# Exercise brief:
Restate the listing below word for word, omitting any images.

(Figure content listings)
# # # # # # #

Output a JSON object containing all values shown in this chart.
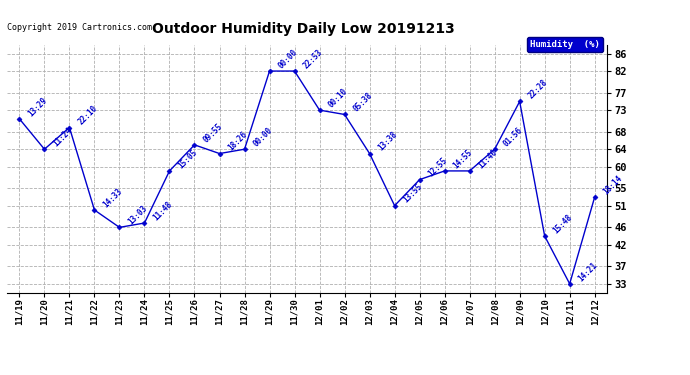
{
  "title": "Outdoor Humidity Daily Low 20191213",
  "copyright": "Copyright 2019 Cartronics.com",
  "legend_label": "Humidity  (%)",
  "x_labels": [
    "11/19",
    "11/20",
    "11/21",
    "11/22",
    "11/23",
    "11/24",
    "11/25",
    "11/26",
    "11/27",
    "11/28",
    "11/29",
    "11/30",
    "12/01",
    "12/02",
    "12/03",
    "12/04",
    "12/05",
    "12/06",
    "12/07",
    "12/08",
    "12/09",
    "12/10",
    "12/11",
    "12/12"
  ],
  "y_values": [
    71,
    64,
    69,
    50,
    46,
    47,
    59,
    65,
    63,
    64,
    82,
    82,
    73,
    72,
    63,
    51,
    57,
    59,
    59,
    64,
    75,
    44,
    33,
    53
  ],
  "point_labels": [
    "13:29",
    "11:24",
    "22:10",
    "14:33",
    "13:03",
    "11:48",
    "15:05",
    "09:55",
    "18:26",
    "00:00",
    "00:00",
    "22:53",
    "00:10",
    "05:38",
    "13:38",
    "13:55",
    "12:55",
    "14:55",
    "11:40",
    "01:56",
    "22:28",
    "15:48",
    "14:21",
    "18:14"
  ],
  "y_ticks": [
    33,
    37,
    42,
    46,
    51,
    55,
    60,
    64,
    68,
    73,
    77,
    82,
    86
  ],
  "ylim": [
    31,
    88
  ],
  "xlim": [
    -0.5,
    23.5
  ],
  "line_color": "#0000cd",
  "marker_color": "#0000cd",
  "text_color": "#0000cd",
  "bg_color": "#ffffff",
  "grid_color": "#b0b0b0",
  "title_color": "#000000",
  "legend_bg": "#0000cd",
  "legend_text": "#ffffff",
  "figsize": [
    6.9,
    3.75
  ],
  "dpi": 100
}
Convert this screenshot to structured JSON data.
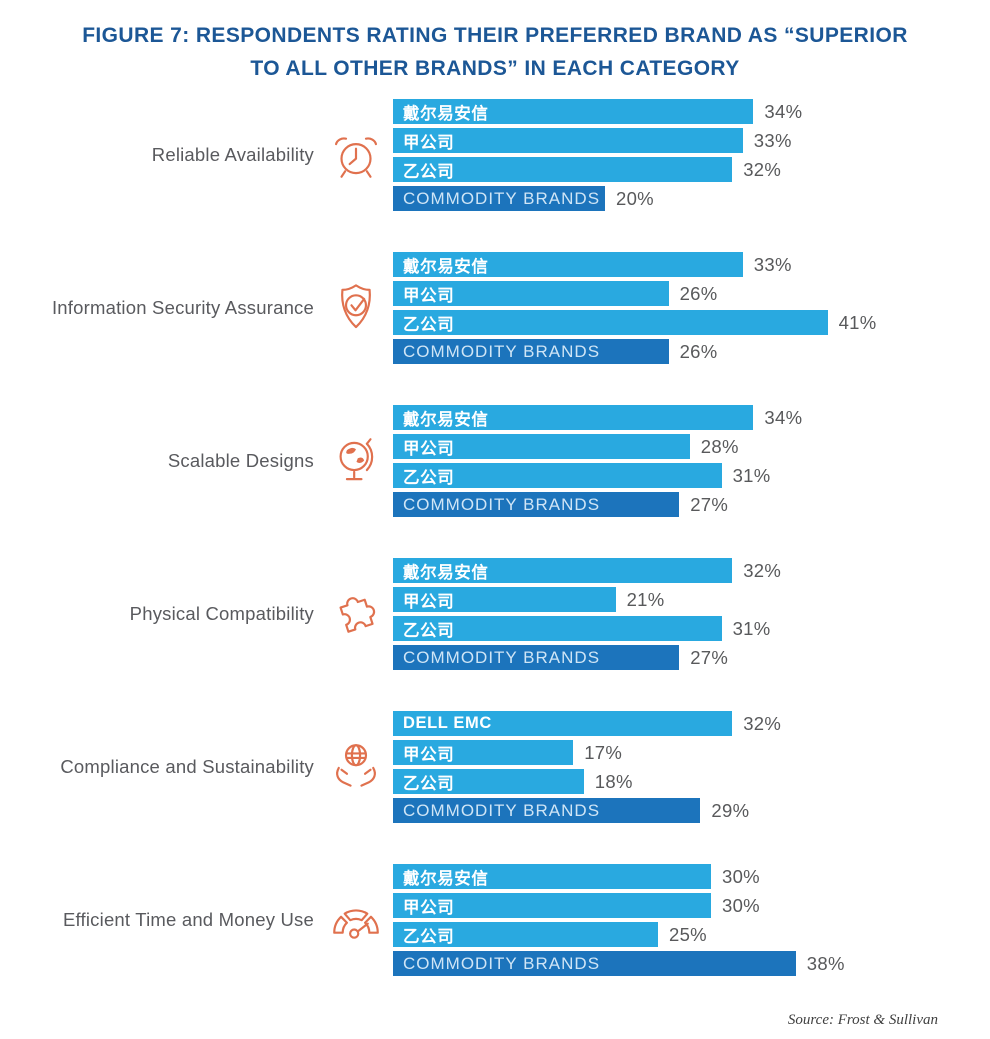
{
  "title": "FIGURE 7: RESPONDENTS RATING THEIR PREFERRED BRAND AS “SUPERIOR\nTO ALL OTHER BRANDS” IN EACH CATEGORY",
  "source": "Source: Frost & Sullivan",
  "colors": {
    "title_blue": "#1C5796",
    "bar_light": "#29A9E0",
    "bar_dark": "#1C74BC",
    "commodity_label": "#CFE5F6",
    "value_text": "#58595B",
    "category_text": "#595A5E",
    "icon_orange": "#E0714E",
    "source_text": "#3F3F3F"
  },
  "chart_data": {
    "type": "bar",
    "orientation": "horizontal",
    "unit": "percent",
    "xlim": [
      0,
      45
    ],
    "legend": "none",
    "grid": false,
    "value_labels_shown": true,
    "groups": [
      {
        "category": "Reliable Availability",
        "icon": "alarm-clock-icon",
        "bars": [
          {
            "brand": "戴尔易安信",
            "value": 34,
            "value_label": "34%",
            "kind": "brand"
          },
          {
            "brand": "甲公司",
            "value": 33,
            "value_label": "33%",
            "kind": "brand"
          },
          {
            "brand": "乙公司",
            "value": 32,
            "value_label": "32%",
            "kind": "brand"
          },
          {
            "brand": "COMMODITY BRANDS",
            "value": 20,
            "value_label": "20%",
            "kind": "commodity"
          }
        ]
      },
      {
        "category": "Information Security Assurance",
        "icon": "shield-check-icon",
        "bars": [
          {
            "brand": "戴尔易安信",
            "value": 33,
            "value_label": "33%",
            "kind": "brand"
          },
          {
            "brand": "甲公司",
            "value": 26,
            "value_label": "26%",
            "kind": "brand"
          },
          {
            "brand": "乙公司",
            "value": 41,
            "value_label": "41%",
            "kind": "brand"
          },
          {
            "brand": "COMMODITY BRANDS",
            "value": 26,
            "value_label": "26%",
            "kind": "commodity"
          }
        ]
      },
      {
        "category": "Scalable Designs",
        "icon": "desk-globe-icon",
        "bars": [
          {
            "brand": "戴尔易安信",
            "value": 34,
            "value_label": "34%",
            "kind": "brand"
          },
          {
            "brand": "甲公司",
            "value": 28,
            "value_label": "28%",
            "kind": "brand"
          },
          {
            "brand": "乙公司",
            "value": 31,
            "value_label": "31%",
            "kind": "brand"
          },
          {
            "brand": "COMMODITY BRANDS",
            "value": 27,
            "value_label": "27%",
            "kind": "commodity"
          }
        ]
      },
      {
        "category": "Physical Compatibility",
        "icon": "puzzle-piece-icon",
        "bars": [
          {
            "brand": "戴尔易安信",
            "value": 32,
            "value_label": "32%",
            "kind": "brand"
          },
          {
            "brand": "甲公司",
            "value": 21,
            "value_label": "21%",
            "kind": "brand"
          },
          {
            "brand": "乙公司",
            "value": 31,
            "value_label": "31%",
            "kind": "brand"
          },
          {
            "brand": "COMMODITY BRANDS",
            "value": 27,
            "value_label": "27%",
            "kind": "commodity"
          }
        ]
      },
      {
        "category": "Compliance and Sustainability",
        "icon": "hands-holding-globe-icon",
        "bars": [
          {
            "brand": "DELL EMC",
            "value": 32,
            "value_label": "32%",
            "kind": "brand"
          },
          {
            "brand": "甲公司",
            "value": 17,
            "value_label": "17%",
            "kind": "brand"
          },
          {
            "brand": "乙公司",
            "value": 18,
            "value_label": "18%",
            "kind": "brand"
          },
          {
            "brand": "COMMODITY BRANDS",
            "value": 29,
            "value_label": "29%",
            "kind": "commodity"
          }
        ]
      },
      {
        "category": "Efficient Time and Money Use",
        "icon": "speedometer-gauge-icon",
        "bars": [
          {
            "brand": "戴尔易安信",
            "value": 30,
            "value_label": "30%",
            "kind": "brand"
          },
          {
            "brand": "甲公司",
            "value": 30,
            "value_label": "30%",
            "kind": "brand"
          },
          {
            "brand": "乙公司",
            "value": 25,
            "value_label": "25%",
            "kind": "brand"
          },
          {
            "brand": "COMMODITY BRANDS",
            "value": 38,
            "value_label": "38%",
            "kind": "commodity"
          }
        ]
      }
    ]
  }
}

# # # # # # #

# Right answer:
Output a JSON object containing all values shown in this chart.
{
  "title": "Outdoor Humidity Daily Low 20191213",
  "copyright": "Copyright 2019 Cartronics.com",
  "legend_label": "Humidity  (%)",
  "x_labels": [
    "11/19",
    "11/20",
    "11/21",
    "11/22",
    "11/23",
    "11/24",
    "11/25",
    "11/26",
    "11/27",
    "11/28",
    "11/29",
    "11/30",
    "12/01",
    "12/02",
    "12/03",
    "12/04",
    "12/05",
    "12/06",
    "12/07",
    "12/08",
    "12/09",
    "12/10",
    "12/11",
    "12/12"
  ],
  "y_values": [
    71,
    64,
    69,
    50,
    46,
    47,
    59,
    65,
    63,
    64,
    82,
    82,
    73,
    72,
    63,
    51,
    57,
    59,
    59,
    64,
    75,
    44,
    33,
    53
  ],
  "point_labels": [
    "13:29",
    "11:24",
    "22:10",
    "14:33",
    "13:03",
    "11:48",
    "15:05",
    "09:55",
    "18:26",
    "00:00",
    "00:00",
    "22:53",
    "00:10",
    "05:38",
    "13:38",
    "13:55",
    "12:55",
    "14:55",
    "11:40",
    "01:56",
    "22:28",
    "15:48",
    "14:21",
    "18:14"
  ],
  "y_ticks": [
    33,
    37,
    42,
    46,
    51,
    55,
    60,
    64,
    68,
    73,
    77,
    82,
    86
  ],
  "ylim": [
    31,
    88
  ],
  "xlim": [
    -0.5,
    23.5
  ],
  "line_color": "#0000cd",
  "marker_color": "#0000cd",
  "text_color": "#0000cd",
  "bg_color": "#ffffff",
  "grid_color": "#b0b0b0",
  "title_color": "#000000",
  "legend_bg": "#0000cd",
  "legend_text": "#ffffff",
  "figsize": [
    6.9,
    3.75
  ],
  "dpi": 100
}
Convert this screenshot to structured JSON data.
{
  "title": "FIGURE 7: RESPONDENTS RATING THEIR PREFERRED BRAND AS “SUPERIOR\nTO ALL OTHER BRANDS” IN EACH CATEGORY",
  "source": "Source: Frost & Sullivan",
  "colors": {
    "title_blue": "#1C5796",
    "bar_light": "#29A9E0",
    "bar_dark": "#1C74BC",
    "commodity_label": "#CFE5F6",
    "value_text": "#58595B",
    "category_text": "#595A5E",
    "icon_orange": "#E0714E",
    "source_text": "#3F3F3F"
  },
  "chart_data": {
    "type": "bar",
    "orientation": "horizontal",
    "unit": "percent",
    "xlim": [
      0,
      45
    ],
    "legend": "none",
    "grid": false,
    "value_labels_shown": true,
    "groups": [
      {
        "category": "Reliable Availability",
        "icon": "alarm-clock-icon",
        "bars": [
          {
            "brand": "戴尔易安信",
            "value": 34,
            "value_label": "34%",
            "kind": "brand"
          },
          {
            "brand": "甲公司",
            "value": 33,
            "value_label": "33%",
            "kind": "brand"
          },
          {
            "brand": "乙公司",
            "value": 32,
            "value_label": "32%",
            "kind": "brand"
          },
          {
            "brand": "COMMODITY BRANDS",
            "value": 20,
            "value_label": "20%",
            "kind": "commodity"
          }
        ]
      },
      {
        "category": "Information Security Assurance",
        "icon": "shield-check-icon",
        "bars": [
          {
            "brand": "戴尔易安信",
            "value": 33,
            "value_label": "33%",
            "kind": "brand"
          },
          {
            "brand": "甲公司",
            "value": 26,
            "value_label": "26%",
            "kind": "brand"
          },
          {
            "brand": "乙公司",
            "value": 41,
            "value_label": "41%",
            "kind": "brand"
          },
          {
            "brand": "COMMODITY BRANDS",
            "value": 26,
            "value_label": "26%",
            "kind": "commodity"
          }
        ]
      },
      {
        "category": "Scalable Designs",
        "icon": "desk-globe-icon",
        "bars": [
          {
            "brand": "戴尔易安信",
            "value": 34,
            "value_label": "34%",
            "kind": "brand"
          },
          {
            "brand": "甲公司",
            "value": 28,
            "value_label": "28%",
            "kind": "brand"
          },
          {
            "brand": "乙公司",
            "value": 31,
            "value_label": "31%",
            "kind": "brand"
          },
          {
            "brand": "COMMODITY BRANDS",
            "value": 27,
            "value_label": "27%",
            "kind": "commodity"
          }
        ]
      },
      {
        "category": "Physical Compatibility",
        "icon": "puzzle-piece-icon",
        "bars": [
          {
            "brand": "戴尔易安信",
            "value": 32,
            "value_label": "32%",
            "kind": "brand"
          },
          {
            "brand": "甲公司",
            "value": 21,
            "value_label": "21%",
            "kind": "brand"
          },
          {
            "brand": "乙公司",
            "value": 31,
            "value_label": "31%",
            "kind": "brand"
          },
          {
            "brand": "COMMODITY BRANDS",
            "value": 27,
            "value_label": "27%",
            "kind": "commodity"
          }
        ]
      },
      {
        "category": "Compliance and Sustainability",
        "icon": "hands-holding-globe-icon",
        "bars": [
          {
            "brand": "DELL EMC",
            "value": 32,
            "value_label": "32%",
            "kind": "brand"
          },
          {
            "brand": "甲公司",
            "value": 17,
            "value_label": "17%",
            "kind": "brand"
          },
          {
            "brand": "乙公司",
            "value": 18,
            "value_label": "18%",
            "kind": "brand"
          },
          {
            "brand": "COMMODITY BRANDS",
            "value": 29,
            "value_label": "29%",
            "kind": "commodity"
          }
        ]
      },
      {
        "category": "Efficient Time and Money Use",
        "icon": "speedometer-gauge-icon",
        "bars": [
          {
            "brand": "戴尔易安信",
            "value": 30,
            "value_label": "30%",
            "kind": "brand"
          },
          {
            "brand": "甲公司",
            "value": 30,
            "value_label": "30%",
            "kind": "brand"
          },
          {
            "brand": "乙公司",
            "value": 25,
            "value_label": "25%",
            "kind": "brand"
          },
          {
            "brand": "COMMODITY BRANDS",
            "value": 38,
            "value_label": "38%",
            "kind": "commodity"
          }
        ]
      }
    ]
  }
}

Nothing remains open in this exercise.